### Data for processing:
----------------------------------------

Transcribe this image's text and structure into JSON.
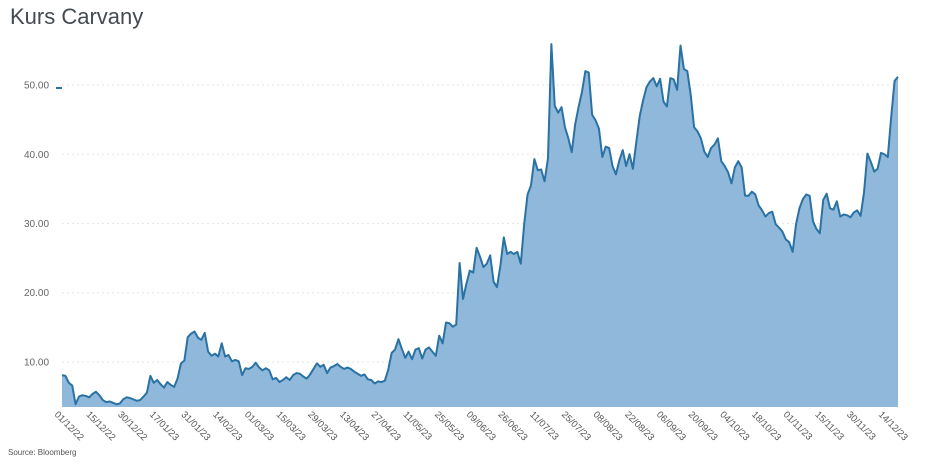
{
  "chart_title": "Kurs Carvany",
  "source": "Source: Bloomberg",
  "colors": {
    "line": "#2a72a4",
    "area": "#8fb8da",
    "grid": "#e6e6e6",
    "title": "#444a52"
  },
  "chart_data": {
    "type": "area",
    "title": "Kurs Carvany",
    "xlabel": "",
    "ylabel": "",
    "ylim": [
      3.5,
      56.5
    ],
    "yticks": [
      10,
      20,
      30,
      40,
      50
    ],
    "ytick_labels": [
      "10.00",
      "20.00",
      "30.00",
      "40.00",
      "50.00"
    ],
    "grid": "horizontal-dotted",
    "xtick_labels": [
      "01/12/22",
      "15/12/22",
      "30/12/22",
      "17/01/23",
      "31/01/23",
      "14/02/23",
      "01/03/23",
      "15/03/23",
      "29/03/23",
      "13/04/23",
      "27/04/23",
      "11/05/23",
      "25/05/23",
      "09/06/23",
      "26/06/23",
      "11/07/23",
      "25/07/23",
      "08/08/23",
      "22/08/23",
      "06/09/23",
      "20/09/23",
      "04/10/23",
      "18/10/23",
      "01/11/23",
      "15/11/23",
      "30/11/23",
      "14/12/23"
    ],
    "series": [
      {
        "values": [
          8.1,
          8.0,
          7.0,
          6.6,
          3.9,
          5.0,
          5.2,
          5.1,
          4.9,
          5.4,
          5.7,
          5.2,
          4.5,
          4.2,
          4.3,
          4.1,
          3.9,
          4.0,
          4.6,
          4.9,
          4.8,
          4.6,
          4.4,
          4.5,
          5.0,
          5.6,
          8.0,
          7.0,
          7.4,
          6.8,
          6.3,
          7.1,
          6.7,
          6.4,
          7.6,
          9.8,
          10.2,
          13.6,
          14.1,
          14.4,
          13.5,
          13.2,
          14.2,
          11.5,
          10.9,
          11.2,
          10.8,
          12.7,
          10.8,
          11.0,
          10.1,
          10.3,
          10.1,
          8.1,
          9.1,
          9.0,
          9.3,
          9.9,
          9.2,
          8.8,
          9.1,
          8.8,
          7.5,
          7.7,
          7.1,
          7.4,
          7.8,
          7.4,
          8.1,
          8.4,
          8.3,
          7.9,
          7.6,
          8.2,
          9.0,
          9.8,
          9.3,
          9.6,
          8.4,
          9.2,
          9.4,
          9.7,
          9.3,
          9.0,
          9.2,
          9.0,
          8.6,
          8.3,
          8.0,
          8.2,
          7.5,
          7.4,
          6.9,
          7.2,
          7.1,
          7.3,
          8.9,
          11.3,
          11.8,
          13.3,
          11.9,
          10.6,
          11.5,
          10.4,
          11.8,
          12.0,
          10.5,
          11.8,
          12.1,
          11.5,
          10.9,
          13.8,
          12.7,
          15.7,
          15.6,
          15.1,
          15.4,
          24.3,
          19.1,
          21.3,
          23.2,
          22.9,
          26.5,
          25.2,
          23.7,
          24.2,
          25.4,
          21.6,
          20.8,
          23.9,
          28.0,
          25.6,
          25.9,
          25.6,
          25.9,
          24.2,
          29.9,
          34.2,
          35.5,
          39.3,
          37.7,
          37.8,
          36.1,
          39.4,
          55.9,
          47.0,
          46.0,
          46.8,
          43.9,
          42.3,
          40.3,
          44.3,
          46.8,
          49.0,
          52.0,
          51.8,
          45.7,
          44.9,
          43.7,
          39.6,
          41.1,
          40.9,
          38.3,
          37.1,
          39.1,
          40.6,
          38.3,
          40.0,
          37.9,
          41.8,
          45.5,
          47.8,
          49.7,
          50.5,
          51.0,
          49.8,
          50.9,
          47.6,
          46.9,
          51.0,
          50.8,
          49.3,
          55.7,
          52.3,
          52.0,
          48.6,
          43.9,
          43.3,
          42.3,
          40.4,
          39.6,
          40.9,
          41.4,
          42.3,
          39.0,
          38.3,
          37.4,
          35.8,
          38.1,
          39.0,
          38.1,
          34.0,
          34.0,
          34.6,
          34.2,
          32.6,
          31.9,
          31.0,
          31.5,
          31.7,
          29.9,
          29.4,
          28.8,
          27.7,
          27.3,
          25.9,
          29.9,
          32.2,
          33.5,
          34.2,
          34.0,
          30.3,
          29.2,
          28.6,
          33.4,
          34.3,
          32.2,
          32.0,
          33.2,
          31.0,
          31.3,
          31.2,
          30.9,
          31.6,
          31.9,
          31.1,
          34.5,
          40.1,
          38.9,
          37.5,
          37.9,
          40.2,
          40.0,
          39.6,
          45.4,
          50.6,
          51.2
        ]
      }
    ]
  }
}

----------------------------------------

Transcribe the whole listing exactly. Pictures stay out of your copy.

Transcribe this image's text and structure into JSON.
{
  "chart_title": "Kurs Carvany",
  "source": "Source: Bloomberg",
  "colors": {
    "line": "#2a72a4",
    "area": "#8fb8da",
    "grid": "#e6e6e6",
    "title": "#444a52"
  },
  "chart_data": {
    "type": "area",
    "title": "Kurs Carvany",
    "xlabel": "",
    "ylabel": "",
    "ylim": [
      3.5,
      56.5
    ],
    "yticks": [
      10,
      20,
      30,
      40,
      50
    ],
    "ytick_labels": [
      "10.00",
      "20.00",
      "30.00",
      "40.00",
      "50.00"
    ],
    "grid": "horizontal-dotted",
    "xtick_labels": [
      "01/12/22",
      "15/12/22",
      "30/12/22",
      "17/01/23",
      "31/01/23",
      "14/02/23",
      "01/03/23",
      "15/03/23",
      "29/03/23",
      "13/04/23",
      "27/04/23",
      "11/05/23",
      "25/05/23",
      "09/06/23",
      "26/06/23",
      "11/07/23",
      "25/07/23",
      "08/08/23",
      "22/08/23",
      "06/09/23",
      "20/09/23",
      "04/10/23",
      "18/10/23",
      "01/11/23",
      "15/11/23",
      "30/11/23",
      "14/12/23"
    ],
    "series": [
      {
        "values": [
          8.1,
          8.0,
          7.0,
          6.6,
          3.9,
          5.0,
          5.2,
          5.1,
          4.9,
          5.4,
          5.7,
          5.2,
          4.5,
          4.2,
          4.3,
          4.1,
          3.9,
          4.0,
          4.6,
          4.9,
          4.8,
          4.6,
          4.4,
          4.5,
          5.0,
          5.6,
          8.0,
          7.0,
          7.4,
          6.8,
          6.3,
          7.1,
          6.7,
          6.4,
          7.6,
          9.8,
          10.2,
          13.6,
          14.1,
          14.4,
          13.5,
          13.2,
          14.2,
          11.5,
          10.9,
          11.2,
          10.8,
          12.7,
          10.8,
          11.0,
          10.1,
          10.3,
          10.1,
          8.1,
          9.1,
          9.0,
          9.3,
          9.9,
          9.2,
          8.8,
          9.1,
          8.8,
          7.5,
          7.7,
          7.1,
          7.4,
          7.8,
          7.4,
          8.1,
          8.4,
          8.3,
          7.9,
          7.6,
          8.2,
          9.0,
          9.8,
          9.3,
          9.6,
          8.4,
          9.2,
          9.4,
          9.7,
          9.3,
          9.0,
          9.2,
          9.0,
          8.6,
          8.3,
          8.0,
          8.2,
          7.5,
          7.4,
          6.9,
          7.2,
          7.1,
          7.3,
          8.9,
          11.3,
          11.8,
          13.3,
          11.9,
          10.6,
          11.5,
          10.4,
          11.8,
          12.0,
          10.5,
          11.8,
          12.1,
          11.5,
          10.9,
          13.8,
          12.7,
          15.7,
          15.6,
          15.1,
          15.4,
          24.3,
          19.1,
          21.3,
          23.2,
          22.9,
          26.5,
          25.2,
          23.7,
          24.2,
          25.4,
          21.6,
          20.8,
          23.9,
          28.0,
          25.6,
          25.9,
          25.6,
          25.9,
          24.2,
          29.9,
          34.2,
          35.5,
          39.3,
          37.7,
          37.8,
          36.1,
          39.4,
          55.9,
          47.0,
          46.0,
          46.8,
          43.9,
          42.3,
          40.3,
          44.3,
          46.8,
          49.0,
          52.0,
          51.8,
          45.7,
          44.9,
          43.7,
          39.6,
          41.1,
          40.9,
          38.3,
          37.1,
          39.1,
          40.6,
          38.3,
          40.0,
          37.9,
          41.8,
          45.5,
          47.8,
          49.7,
          50.5,
          51.0,
          49.8,
          50.9,
          47.6,
          46.9,
          51.0,
          50.8,
          49.3,
          55.7,
          52.3,
          52.0,
          48.6,
          43.9,
          43.3,
          42.3,
          40.4,
          39.6,
          40.9,
          41.4,
          42.3,
          39.0,
          38.3,
          37.4,
          35.8,
          38.1,
          39.0,
          38.1,
          34.0,
          34.0,
          34.6,
          34.2,
          32.6,
          31.9,
          31.0,
          31.5,
          31.7,
          29.9,
          29.4,
          28.8,
          27.7,
          27.3,
          25.9,
          29.9,
          32.2,
          33.5,
          34.2,
          34.0,
          30.3,
          29.2,
          28.6,
          33.4,
          34.3,
          32.2,
          32.0,
          33.2,
          31.0,
          31.3,
          31.2,
          30.9,
          31.6,
          31.9,
          31.1,
          34.5,
          40.1,
          38.9,
          37.5,
          37.9,
          40.2,
          40.0,
          39.6,
          45.4,
          50.6,
          51.2
        ]
      }
    ]
  }
}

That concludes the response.